| Problem |
Say how many lines contain the word "document". Only the number should be given.

(Collected data)
-- Start --

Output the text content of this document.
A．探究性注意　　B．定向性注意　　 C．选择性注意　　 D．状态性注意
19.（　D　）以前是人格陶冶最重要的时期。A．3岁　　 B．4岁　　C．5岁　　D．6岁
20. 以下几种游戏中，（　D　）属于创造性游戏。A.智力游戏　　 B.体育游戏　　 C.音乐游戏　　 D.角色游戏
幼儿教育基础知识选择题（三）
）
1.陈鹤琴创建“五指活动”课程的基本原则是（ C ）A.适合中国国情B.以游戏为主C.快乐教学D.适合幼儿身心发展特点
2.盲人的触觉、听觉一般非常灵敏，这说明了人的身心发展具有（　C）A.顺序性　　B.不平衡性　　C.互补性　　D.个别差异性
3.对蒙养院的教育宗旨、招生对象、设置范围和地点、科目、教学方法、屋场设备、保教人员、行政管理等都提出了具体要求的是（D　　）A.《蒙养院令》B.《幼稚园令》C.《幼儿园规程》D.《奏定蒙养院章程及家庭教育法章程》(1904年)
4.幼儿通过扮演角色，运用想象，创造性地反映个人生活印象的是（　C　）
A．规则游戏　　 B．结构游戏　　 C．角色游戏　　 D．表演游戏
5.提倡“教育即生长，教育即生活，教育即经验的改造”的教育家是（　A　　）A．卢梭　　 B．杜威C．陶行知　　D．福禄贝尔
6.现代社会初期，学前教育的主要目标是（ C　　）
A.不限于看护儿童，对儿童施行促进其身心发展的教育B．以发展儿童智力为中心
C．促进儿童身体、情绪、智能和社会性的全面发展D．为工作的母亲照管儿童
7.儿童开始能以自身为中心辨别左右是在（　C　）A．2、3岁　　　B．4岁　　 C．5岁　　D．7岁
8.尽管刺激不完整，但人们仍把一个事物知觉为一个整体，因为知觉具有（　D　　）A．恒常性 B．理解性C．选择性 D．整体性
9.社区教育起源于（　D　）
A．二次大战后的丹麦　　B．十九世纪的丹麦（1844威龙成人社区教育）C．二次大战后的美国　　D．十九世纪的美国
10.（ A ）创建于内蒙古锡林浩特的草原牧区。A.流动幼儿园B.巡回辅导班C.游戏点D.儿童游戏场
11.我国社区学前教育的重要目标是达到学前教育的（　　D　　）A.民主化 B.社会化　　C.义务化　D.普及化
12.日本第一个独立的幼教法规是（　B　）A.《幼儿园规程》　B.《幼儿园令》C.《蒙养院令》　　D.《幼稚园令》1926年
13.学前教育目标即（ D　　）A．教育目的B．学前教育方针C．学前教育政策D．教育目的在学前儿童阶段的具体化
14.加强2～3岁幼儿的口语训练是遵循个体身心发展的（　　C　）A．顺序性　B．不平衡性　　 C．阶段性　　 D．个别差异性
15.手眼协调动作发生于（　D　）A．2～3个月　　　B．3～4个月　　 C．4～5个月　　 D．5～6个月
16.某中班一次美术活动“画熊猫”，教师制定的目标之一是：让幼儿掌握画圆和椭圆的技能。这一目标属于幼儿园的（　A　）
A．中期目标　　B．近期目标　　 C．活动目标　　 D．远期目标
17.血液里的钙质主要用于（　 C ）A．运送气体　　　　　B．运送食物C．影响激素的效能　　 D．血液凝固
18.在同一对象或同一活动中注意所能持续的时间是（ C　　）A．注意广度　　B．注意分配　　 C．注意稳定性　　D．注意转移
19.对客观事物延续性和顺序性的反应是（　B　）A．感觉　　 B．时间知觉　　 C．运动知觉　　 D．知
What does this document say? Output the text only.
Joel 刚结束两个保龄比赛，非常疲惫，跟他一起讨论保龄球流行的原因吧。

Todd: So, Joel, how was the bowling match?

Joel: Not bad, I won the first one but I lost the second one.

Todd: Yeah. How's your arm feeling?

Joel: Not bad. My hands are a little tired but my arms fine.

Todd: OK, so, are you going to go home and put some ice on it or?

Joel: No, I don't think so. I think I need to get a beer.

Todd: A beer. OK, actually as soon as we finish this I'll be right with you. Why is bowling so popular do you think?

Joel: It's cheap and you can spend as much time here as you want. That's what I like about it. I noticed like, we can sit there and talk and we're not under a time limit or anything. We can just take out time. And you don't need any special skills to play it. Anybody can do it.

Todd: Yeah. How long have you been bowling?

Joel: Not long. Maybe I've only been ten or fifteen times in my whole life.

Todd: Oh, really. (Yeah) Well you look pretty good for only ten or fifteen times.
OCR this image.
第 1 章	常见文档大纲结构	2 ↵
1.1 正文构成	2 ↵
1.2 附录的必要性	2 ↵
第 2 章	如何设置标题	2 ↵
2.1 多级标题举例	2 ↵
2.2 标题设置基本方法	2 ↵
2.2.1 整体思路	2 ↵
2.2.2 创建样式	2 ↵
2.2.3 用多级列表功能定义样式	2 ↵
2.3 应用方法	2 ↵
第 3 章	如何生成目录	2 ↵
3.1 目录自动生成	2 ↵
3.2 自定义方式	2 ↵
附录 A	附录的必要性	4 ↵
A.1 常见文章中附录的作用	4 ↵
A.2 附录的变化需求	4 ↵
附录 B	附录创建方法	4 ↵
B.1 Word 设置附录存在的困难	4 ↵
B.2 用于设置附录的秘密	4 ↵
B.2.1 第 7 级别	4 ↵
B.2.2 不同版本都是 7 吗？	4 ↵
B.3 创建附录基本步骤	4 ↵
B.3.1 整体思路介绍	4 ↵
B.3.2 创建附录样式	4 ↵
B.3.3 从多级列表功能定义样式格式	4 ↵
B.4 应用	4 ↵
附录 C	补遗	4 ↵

-- End --

| Written solution |
2